— Exercise description —
Set out the lines below as a numbered list, skipping blank lines and leaving out the pictures.

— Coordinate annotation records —

┌──

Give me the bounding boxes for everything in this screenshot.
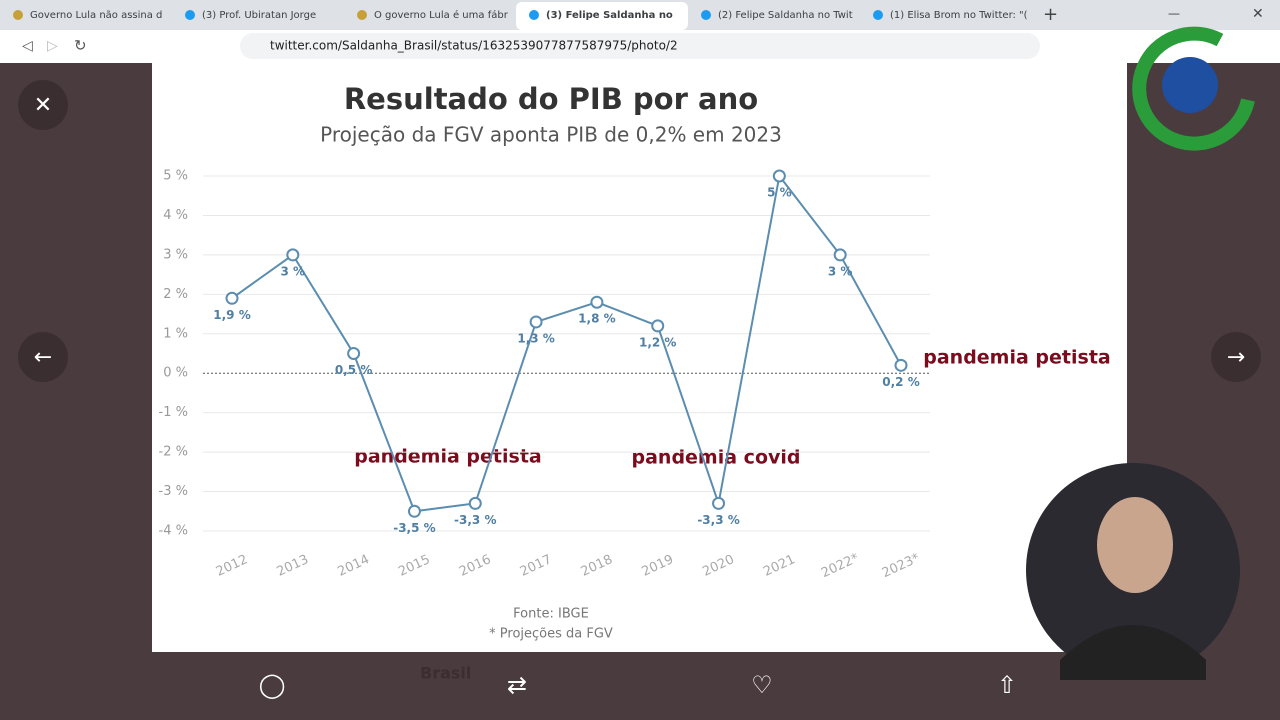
webcam-body (1060, 625, 1206, 680)
value-label: -3,3 % (697, 513, 739, 527)
tab-title[interactable]: (3) Prof. Ubiratan Jorge (202, 10, 316, 21)
tab-icon (873, 10, 883, 20)
address-bar[interactable] (240, 33, 1040, 59)
forward[interactable]: ▷ (47, 38, 58, 54)
y-tick-label: 4 % (163, 208, 188, 223)
logo (1132, 26, 1255, 151)
point (772, 169, 786, 183)
value-label: 1,2 % (639, 335, 676, 349)
y-tick-label: -3 % (159, 484, 188, 499)
y-tick-label: 0 % (163, 366, 188, 381)
tab-title[interactable]: Governo Lula não assina d (30, 10, 162, 21)
value-label: 3 % (281, 264, 306, 278)
annotation: pandemia covid (632, 447, 801, 469)
source: Fonte: IBGE (513, 607, 589, 622)
tab-icon (13, 10, 23, 20)
point (225, 291, 239, 305)
tab-icon (529, 10, 539, 20)
point (529, 315, 543, 329)
share-icon[interactable]: ⇧ (997, 671, 1017, 699)
point (833, 248, 847, 262)
y-tick-label: 5 % (163, 169, 188, 184)
tab-icon (185, 10, 195, 20)
y-tick-label: -2 % (159, 445, 188, 460)
point (894, 358, 908, 372)
url[interactable]: twitter.com/Saldanha_Brasil/status/16325… (270, 39, 678, 53)
point (347, 347, 361, 360)
retweet-icon[interactable]: ⇄ (507, 671, 527, 699)
chart-subtitle: Projeção da FGV aponta PIB de 0,2% em 20… (320, 123, 782, 147)
value-label: -3,5 % (393, 521, 435, 535)
point (468, 496, 482, 510)
chart-title: Resultado do PIB por ano (344, 82, 758, 116)
back[interactable]: ◁ (22, 38, 33, 54)
y-tick-label: -1 % (159, 405, 188, 420)
value-label: 5 % (767, 186, 792, 200)
y-tick-label: 1 % (163, 326, 188, 341)
annotation: pandemia petista (354, 446, 541, 468)
line (231, 173, 902, 513)
point (286, 248, 300, 262)
point (590, 295, 604, 309)
point (712, 496, 726, 510)
value-label: 1,3 % (517, 331, 554, 345)
tab-title[interactable]: (2) Felipe Saldanha no Twit (718, 10, 853, 21)
point (407, 504, 421, 518)
note: * Projeções da FGV (489, 627, 613, 642)
tab-title[interactable]: (1) Elisa Brom no Twitter: "( (890, 10, 1028, 21)
y-tick-label: 2 % (163, 287, 188, 302)
value-label: 0,2 % (882, 375, 919, 389)
value-label: 1,8 % (578, 312, 615, 326)
reload[interactable]: ↻ (74, 37, 87, 55)
webcam-face (1097, 497, 1173, 593)
tab-icon (701, 10, 711, 20)
minimize[interactable]: — (1168, 7, 1180, 21)
value-label: -3,3 % (454, 513, 496, 527)
value-label: 1,9 % (213, 308, 250, 322)
close-icon[interactable]: ✕ (34, 93, 52, 118)
like-icon[interactable]: ♡ (751, 671, 773, 699)
prev-icon[interactable]: ← (34, 345, 52, 370)
tab-title[interactable]: O governo Lula é uma fábr (374, 9, 509, 21)
logo-globe (1162, 57, 1218, 113)
close-window[interactable]: ✕ (1252, 6, 1264, 22)
close-button[interactable] (18, 80, 68, 130)
next-icon[interactable]: → (1227, 345, 1245, 370)
next-button[interactable] (1211, 332, 1261, 382)
active-tab[interactable] (516, 2, 688, 30)
new-tab[interactable]: + (1043, 4, 1058, 25)
annotation: pandemia petista (923, 347, 1110, 369)
point (651, 319, 665, 333)
reply-icon[interactable]: ◯ (259, 671, 286, 699)
tab-icon (357, 10, 367, 20)
value-label: 0,5 % (335, 363, 372, 377)
background-text: Brasil (420, 664, 471, 683)
y-tick-label: -4 % (159, 524, 188, 539)
tab-title[interactable]: (3) Felipe Saldanha no (546, 10, 673, 21)
value-label: 3 % (828, 264, 853, 278)
y-tick-label: 3 % (163, 247, 188, 262)
chart-image (152, 63, 1127, 652)
prev-button[interactable] (18, 332, 68, 382)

└──

— Expected answer —
1. Give me the bounding boxes for everything in this screenshot.
2. webcam-body (1060, 625, 1206, 680)
3. value-label: -3,3 % (697, 513, 739, 527)
4. tab-title[interactable]: (3) Prof. Ubiratan Jorge (202, 10, 316, 21)
5. tab-icon (873, 10, 883, 20)
6. address-bar[interactable] (240, 33, 1040, 59)
7. forward[interactable]: ▷ (47, 38, 58, 54)
8. y-tick-label: 4 % (163, 208, 188, 223)
9. logo (1132, 26, 1255, 151)
10. point (772, 169, 786, 183)
11. value-label: 1,2 % (639, 335, 676, 349)
12. y-tick-label: -3 % (159, 484, 188, 499)
13. y-tick-label: 0 % (163, 366, 188, 381)
14. tab-title[interactable]: Governo Lula não assina d (30, 10, 162, 21)
15. value-label: 3 % (281, 264, 306, 278)
16. annotation: pandemia covid (632, 447, 801, 469)
17. source: Fonte: IBGE (513, 607, 589, 622)
18. tab-icon (13, 10, 23, 20)
19. point (225, 291, 239, 305)
20. tab-icon (529, 10, 539, 20)
21. point (529, 315, 543, 329)
22. share-icon[interactable]: ⇧ (997, 671, 1017, 699)
23. point (833, 248, 847, 262)
24. y-tick-label: 5 % (163, 169, 188, 184)
25. tab-icon (185, 10, 195, 20)
26. y-tick-label: -2 % (159, 445, 188, 460)
27. point (894, 358, 908, 372)
28. url[interactable]: twitter.com/Saldanha_Brasil/status/16325… (270, 39, 678, 53)
29. point (347, 347, 361, 360)
30. retweet-icon[interactable]: ⇄ (507, 671, 527, 699)
31. chart-subtitle: Projeção da FGV aponta PIB de 0,2% em 20… (320, 123, 782, 147)
32. value-label: -3,5 % (393, 521, 435, 535)
33. point (468, 496, 482, 510)
34. chart-title: Resultado do PIB por ano (344, 82, 758, 116)
35. back[interactable]: ◁ (22, 38, 33, 54)
36. y-tick-label: -1 % (159, 405, 188, 420)
37. value-label: 5 % (767, 186, 792, 200)
38. y-tick-label: 1 % (163, 326, 188, 341)
39. annotation: pandemia petista (354, 446, 541, 468)
40. line (231, 173, 902, 513)
41. point (286, 248, 300, 262)
42. point (590, 295, 604, 309)
43. point (712, 496, 726, 510)
44. value-label: 1,3 % (517, 331, 554, 345)
45. tab-title[interactable]: (2) Felipe Saldanha no Twit (718, 10, 853, 21)
46. point (407, 504, 421, 518)
47. note: * Projeções da FGV (489, 627, 613, 642)
48. tab-title[interactable]: (1) Elisa Brom no Twitter: "( (890, 10, 1028, 21)
49. y-tick-label: 2 % (163, 287, 188, 302)
50. value-label: 0,2 % (882, 375, 919, 389)
51. value-label: 1,8 % (578, 312, 615, 326)
52. reload[interactable]: ↻ (74, 37, 87, 55)
53. webcam-face (1097, 497, 1173, 593)
54. tab-icon (701, 10, 711, 20)
55. minimize[interactable]: — (1168, 7, 1180, 21)
56. value-label: -3,3 % (454, 513, 496, 527)
57. value-label: 1,9 % (213, 308, 250, 322)
58. close-icon[interactable]: ✕ (34, 93, 52, 118)
59. like-icon[interactable]: ♡ (751, 671, 773, 699)
60. prev-icon[interactable]: ← (34, 345, 52, 370)
61. tab-title[interactable]: O governo Lula é uma fábr (374, 9, 509, 21)
62. logo-globe (1162, 57, 1218, 113)
63. close-window[interactable]: ✕ (1252, 6, 1264, 22)
64. close-button[interactable] (18, 80, 68, 130)
65. next-icon[interactable]: → (1227, 345, 1245, 370)
66. next-button[interactable] (1211, 332, 1261, 382)
67. active-tab[interactable] (516, 2, 688, 30)
68. new-tab[interactable]: + (1043, 4, 1058, 25)
69. annotation: pandemia petista (923, 347, 1110, 369)
70. point (651, 319, 665, 333)
71. reply-icon[interactable]: ◯ (259, 671, 286, 699)
72. tab-icon (357, 10, 367, 20)
73. value-label: 0,5 % (335, 363, 372, 377)
74. background-text: Brasil (420, 664, 471, 683)
75. y-tick-label: -4 % (159, 524, 188, 539)
76. tab-title[interactable]: (3) Felipe Saldanha no (546, 10, 673, 21)
77. value-label: 3 % (828, 264, 853, 278)
78. y-tick-label: 3 % (163, 247, 188, 262)
79. chart-image (152, 63, 1127, 652)
80. prev-button[interactable] (18, 332, 68, 382)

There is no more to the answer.